WRITTEN INSTRUCTION: Every line containing the word "jest" needs to be found and copied.

(Collected data entries)
☆ ☆ ☆ ☆
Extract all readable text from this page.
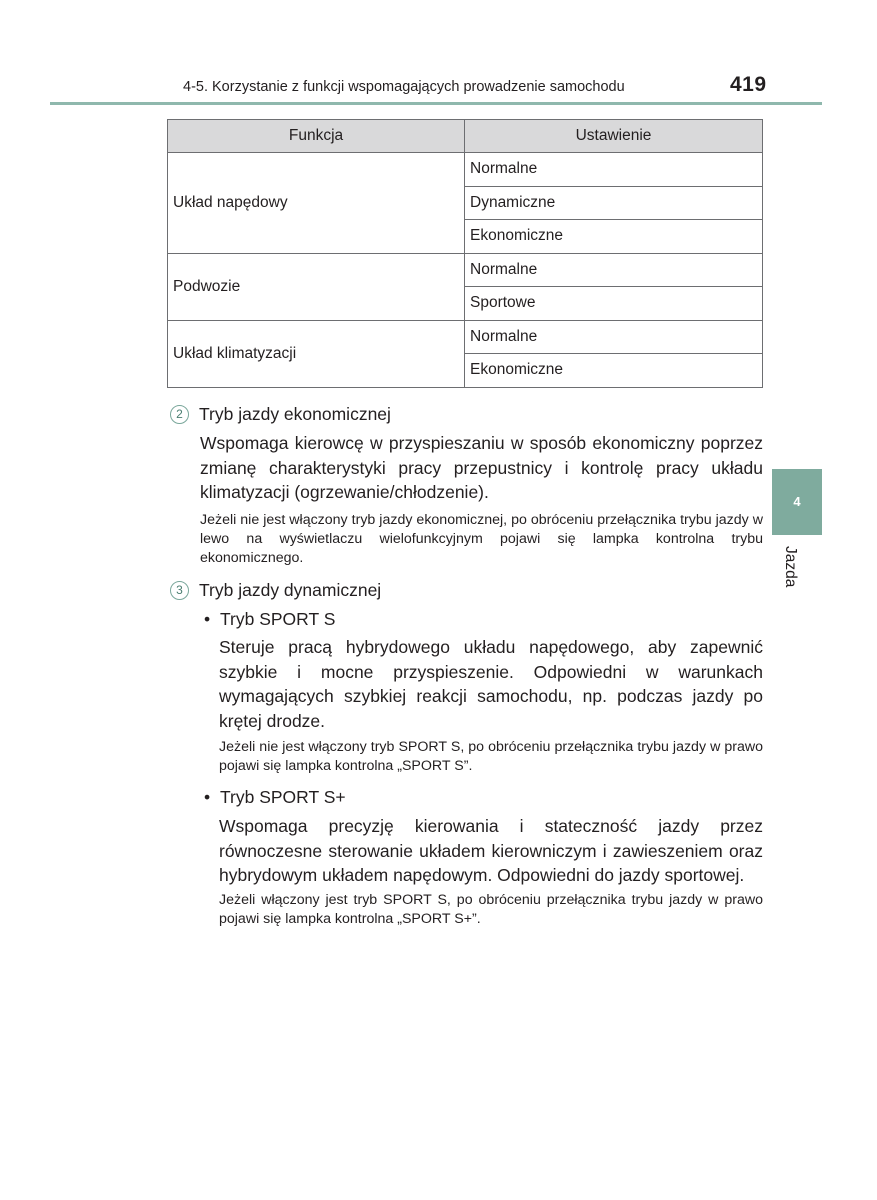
4-5. Korzystanie z funkcji wspomagających prowadzenie samochodu	419
Funkcja	Ustawienie
Układ napędowy	Normalne
	Dynamiczne
	Ekonomiczne
Podwozie	Normalne
	Sportowe
Układ klimatyzacji	Normalne
	Ekonomiczne
2 Tryb jazdy ekonomicznej
Wspomaga kierowcę w przyspieszaniu w sposób ekonomiczny poprzez zmianę charakterystyki pracy przepustnicy i kontrolę pracy układu klimatyzacji (ogrzewanie/chłodzenie).
Jeżeli nie jest włączony tryb jazdy ekonomicznej, po obróceniu przełącznika trybu jazdy w lewo na wyświetlaczu wielofunkcyjnym pojawi się lampka kontrolna trybu ekonomicznego.
3 Tryb jazdy dynamicznej
• Tryb SPORT S
Steruje pracą hybrydowego układu napędowego, aby zapewnić szybkie i mocne przyspieszenie. Odpowiedni w warunkach wymagających szybkiej reakcji samochodu, np. podczas jazdy po krętej drodze.
Jeżeli nie jest włączony tryb SPORT S, po obróceniu przełącznika trybu jazdy w prawo pojawi się lampka kontrolna „SPORT S”.
• Tryb SPORT S+
Wspomaga precyzję kierowania i stateczność jazdy przez równoczesne sterowanie układem kierowniczym i zawieszeniem oraz hybrydowym układem napędowym. Odpowiedni do jazdy sportowej.
Jeżeli włączony jest tryb SPORT S, po obróceniu przełącznika trybu jazdy w prawo pojawi się lampka kontrolna „SPORT S+”.
4
Jazda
☆ ☆ ☆ ☆
RESULT OF THIS EXERCISE:
Jeżeli nie jest włączony tryb jazdy ekonomicznej, po obróceniu przełącznika trybu jazdy w lewo na wyświetlaczu wielofunkcyjnym pojawi się lampka kontrolna trybu ekonomicznego.
Jeżeli nie jest włączony tryb SPORT S, po obróceniu przełącznika trybu jazdy w prawo pojawi się lampka kontrolna „SPORT S”.
Jeżeli włączony jest tryb SPORT S, po obróceniu przełącznika trybu jazdy w prawo pojawi się lampka kontrolna „SPORT S+”.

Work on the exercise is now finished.